▶ Provided material:
========================================================================

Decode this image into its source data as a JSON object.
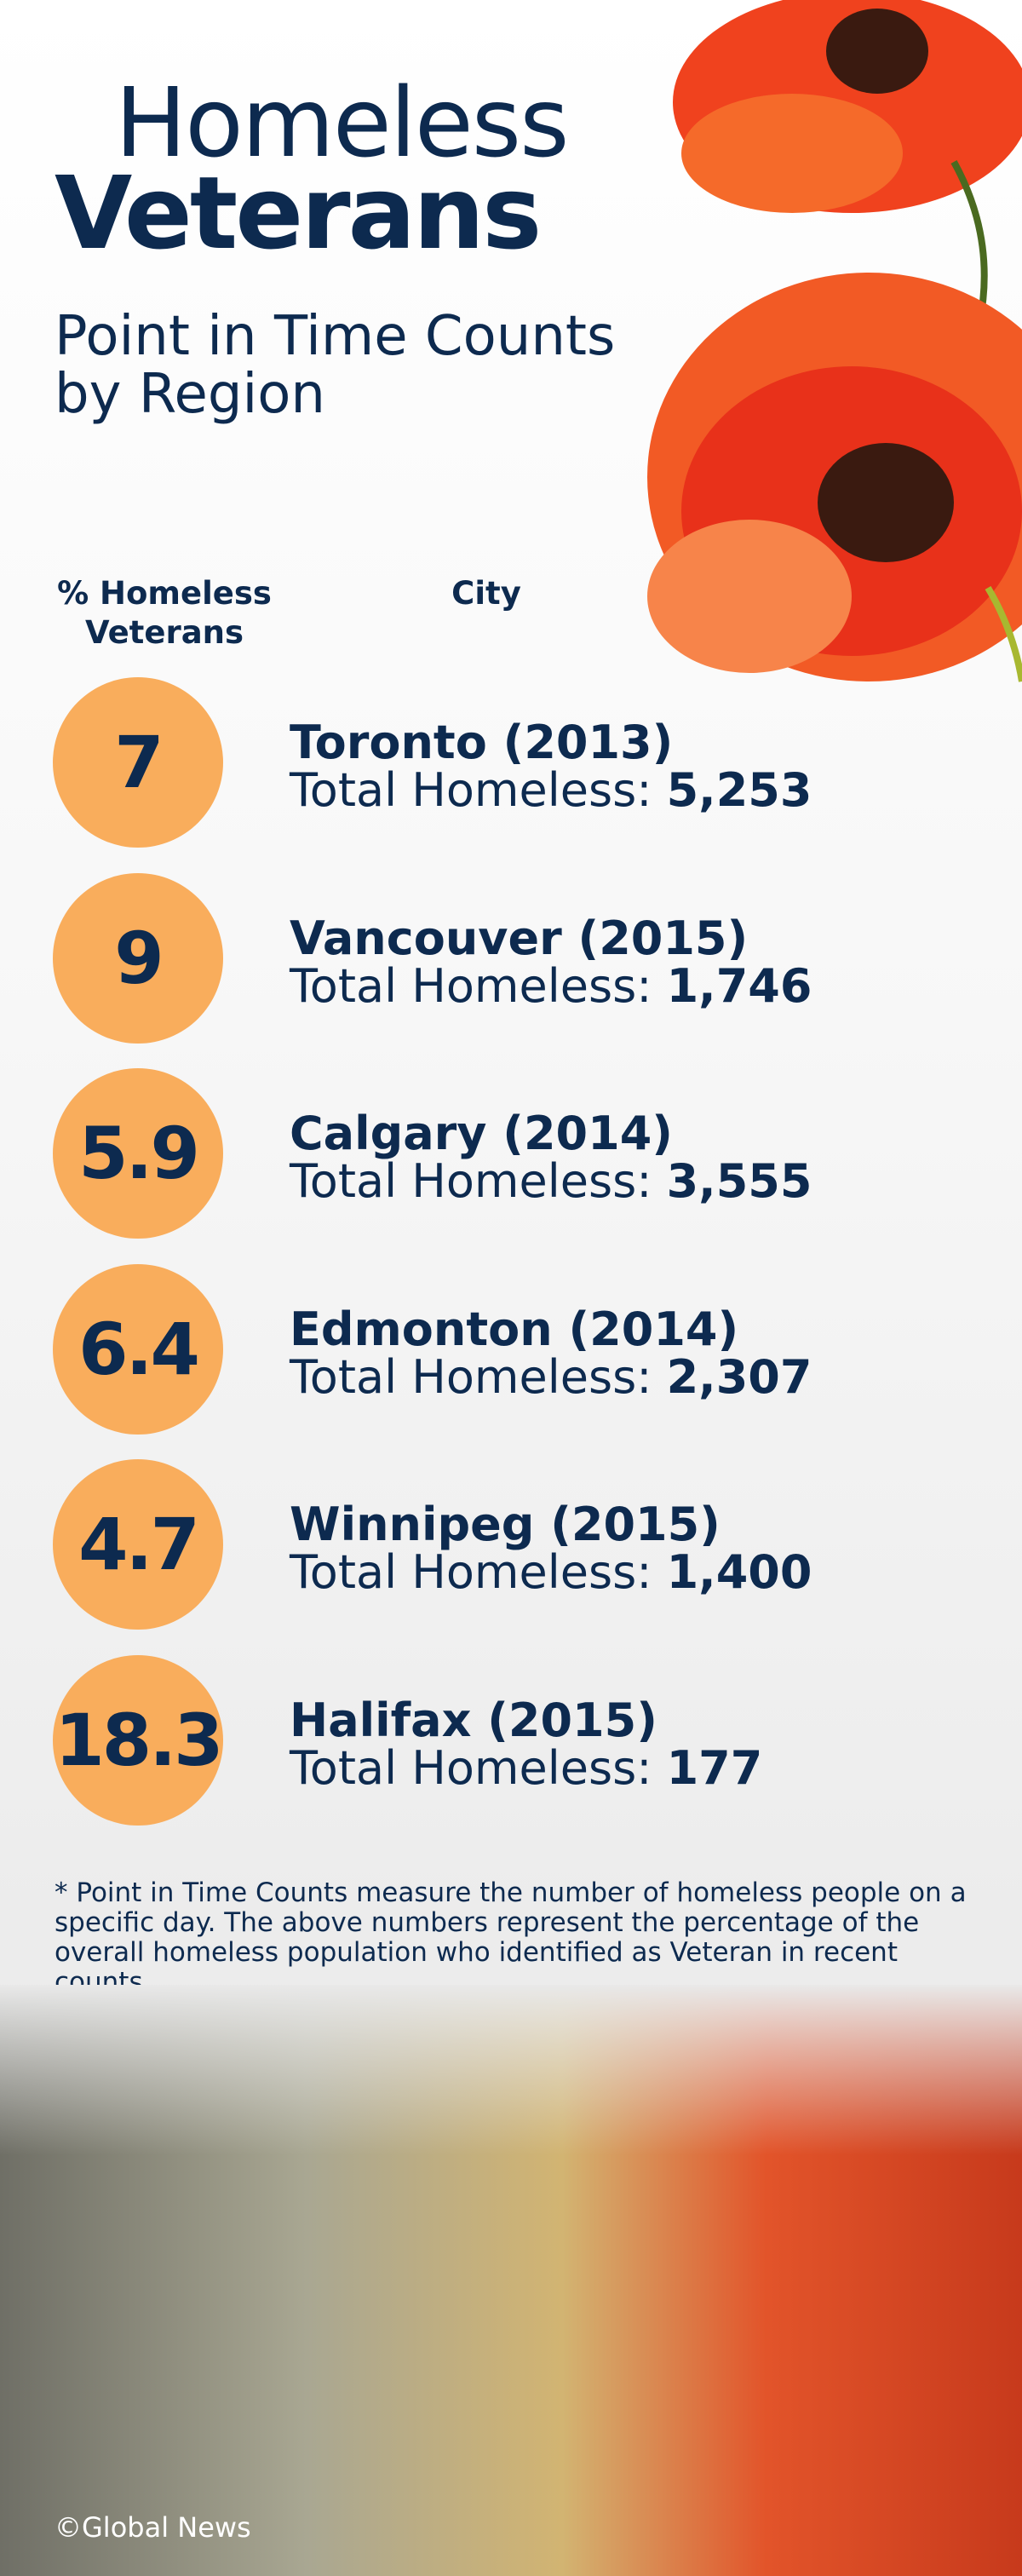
{
  "header": {
    "title_line1": "Homeless",
    "title_line2": "Veterans",
    "subtitle_line1": "Point in Time Counts",
    "subtitle_line2": "by Region"
  },
  "table": {
    "columns": [
      "% Homeless Veterans",
      "City"
    ],
    "rows": [
      {
        "percent": 7,
        "city": "Toronto (2013)",
        "total_label": "Total Homeless:",
        "total": "5,253"
      },
      {
        "percent": 9,
        "city": "Vancouver (2015)",
        "total_label": "Total Homeless:",
        "total": "1,746"
      },
      {
        "percent": 5.9,
        "city": "Calgary (2014)",
        "total_label": "Total Homeless:",
        "total": "3,555"
      },
      {
        "percent": 6.4,
        "city": "Edmonton (2014)",
        "total_label": "Total Homeless:",
        "total": "2,307"
      },
      {
        "percent": 4.7,
        "city": "Winnipeg (2015)",
        "total_label": "Total Homeless:",
        "total": "1,400"
      },
      {
        "percent": 18.3,
        "city": "Halifax (2015)",
        "total_label": "Total Homeless:",
        "total": "177"
      }
    ]
  },
  "footnote": "* Point in Time Counts measure the number of homeless people on a specific day. The above numbers represent the percentage of the overall homeless population who identified as Veteran in recent counts.",
  "credit": "©Global News"
}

========================================================================

▶ Problem details: Read through the lines above and collect those that contain the string "Veterans".

▶ Worked answer:
    "title_line2": "Veterans",
      "% Homeless Veterans",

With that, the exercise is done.